**Requirement**
Copy each line below without leaving any out.
## START
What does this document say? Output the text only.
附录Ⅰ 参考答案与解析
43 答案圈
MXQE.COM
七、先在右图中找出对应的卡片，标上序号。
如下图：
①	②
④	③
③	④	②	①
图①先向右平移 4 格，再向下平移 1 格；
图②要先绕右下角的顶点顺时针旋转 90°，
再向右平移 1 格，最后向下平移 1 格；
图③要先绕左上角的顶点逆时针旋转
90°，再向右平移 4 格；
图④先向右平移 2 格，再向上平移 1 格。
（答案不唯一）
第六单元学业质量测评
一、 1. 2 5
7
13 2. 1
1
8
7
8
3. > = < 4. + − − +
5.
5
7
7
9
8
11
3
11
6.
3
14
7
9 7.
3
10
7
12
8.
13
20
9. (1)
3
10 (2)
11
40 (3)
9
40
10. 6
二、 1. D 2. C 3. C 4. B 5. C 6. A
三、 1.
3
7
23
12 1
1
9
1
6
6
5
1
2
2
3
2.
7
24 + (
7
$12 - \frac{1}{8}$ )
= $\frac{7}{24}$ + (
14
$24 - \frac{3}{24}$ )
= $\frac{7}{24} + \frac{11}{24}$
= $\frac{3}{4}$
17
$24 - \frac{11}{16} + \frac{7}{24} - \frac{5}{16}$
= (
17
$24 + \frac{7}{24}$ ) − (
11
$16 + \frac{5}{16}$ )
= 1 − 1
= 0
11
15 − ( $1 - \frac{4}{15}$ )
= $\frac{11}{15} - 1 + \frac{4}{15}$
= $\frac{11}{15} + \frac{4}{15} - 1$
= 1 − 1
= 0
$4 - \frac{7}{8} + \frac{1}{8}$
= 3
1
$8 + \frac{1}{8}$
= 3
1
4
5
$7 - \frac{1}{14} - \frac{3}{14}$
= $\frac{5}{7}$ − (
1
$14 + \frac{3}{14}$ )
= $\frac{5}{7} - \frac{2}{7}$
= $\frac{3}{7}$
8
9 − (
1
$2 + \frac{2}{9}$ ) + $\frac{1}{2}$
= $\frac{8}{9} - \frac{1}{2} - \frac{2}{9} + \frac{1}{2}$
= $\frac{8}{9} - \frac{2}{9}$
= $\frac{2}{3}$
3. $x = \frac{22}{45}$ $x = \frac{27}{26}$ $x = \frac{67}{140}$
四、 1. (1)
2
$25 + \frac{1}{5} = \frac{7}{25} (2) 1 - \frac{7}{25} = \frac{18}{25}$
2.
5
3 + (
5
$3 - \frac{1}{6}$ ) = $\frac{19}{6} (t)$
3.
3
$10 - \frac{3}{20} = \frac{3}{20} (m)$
## END
**Output**
What does this document say? Output the text only.
附录Ⅰ 参考答案与解析
43 答案圈
MXQE.COM
七、先在右图中找出对应的卡片，标上序号。
如下图：
①	②
④	③
③	④	②	①
图①先向右平移 4 格，再向下平移 1 格；
图②要先绕右下角的顶点顺时针旋转 90°，
再向右平移 1 格，最后向下平移 1 格；
图③要先绕左上角的顶点逆时针旋转
90°，再向右平移 4 格；
图④先向右平移 2 格，再向上平移 1 格。
（答案不唯一）
第六单元学业质量测评
一、 1. 2 5
7
13 2. 1
1
8
7
8
3. > = < 4. + − − +
5.
5
7
7
9
8
11
3
11
6.
3
14
7
9 7.
3
10
7
12
8.
13
20
9. (1)
3
10 (2)
11
40 (3)
9
40
10. 6
二、 1. D 2. C 3. C 4. B 5. C 6. A
三、 1.
3
7
23
12 1
1
9
1
6
6
5
1
2
2
3
2.
7
24 + (
7
$12 - \frac{1}{8}$ )
= $\frac{7}{24}$ + (
14
$24 - \frac{3}{24}$ )
= $\frac{7}{24} + \frac{11}{24}$
= $\frac{3}{4}$
17
$24 - \frac{11}{16} + \frac{7}{24} - \frac{5}{16}$
= (
17
$24 + \frac{7}{24}$ ) − (
11
$16 + \frac{5}{16}$ )
= 1 − 1
= 0
11
15 − ( $1 - \frac{4}{15}$ )
= $\frac{11}{15} - 1 + \frac{4}{15}$
= $\frac{11}{15} + \frac{4}{15} - 1$
= 1 − 1
= 0
$4 - \frac{7}{8} + \frac{1}{8}$
= 3
1
$8 + \frac{1}{8}$
= 3
1
4
5
$7 - \frac{1}{14} - \frac{3}{14}$
= $\frac{5}{7}$ − (
1
$14 + \frac{3}{14}$ )
= $\frac{5}{7} - \frac{2}{7}$
= $\frac{3}{7}$
8
9 − (
1
$2 + \frac{2}{9}$ ) + $\frac{1}{2}$
= $\frac{8}{9} - \frac{1}{2} - \frac{2}{9} + \frac{1}{2}$
= $\frac{8}{9} - \frac{2}{9}$
= $\frac{2}{3}$
3. $x = \frac{22}{45}$ $x = \frac{27}{26}$ $x = \frac{67}{140}$
四、 1. (1)
2
$25 + \frac{1}{5} = \frac{7}{25} (2) 1 - \frac{7}{25} = \frac{18}{25}$
2.
5
3 + (
5
$3 - \frac{1}{6}$ ) = $\frac{19}{6} (t)$
3.
3
$10 - \frac{3}{20} = \frac{3}{20} (m)$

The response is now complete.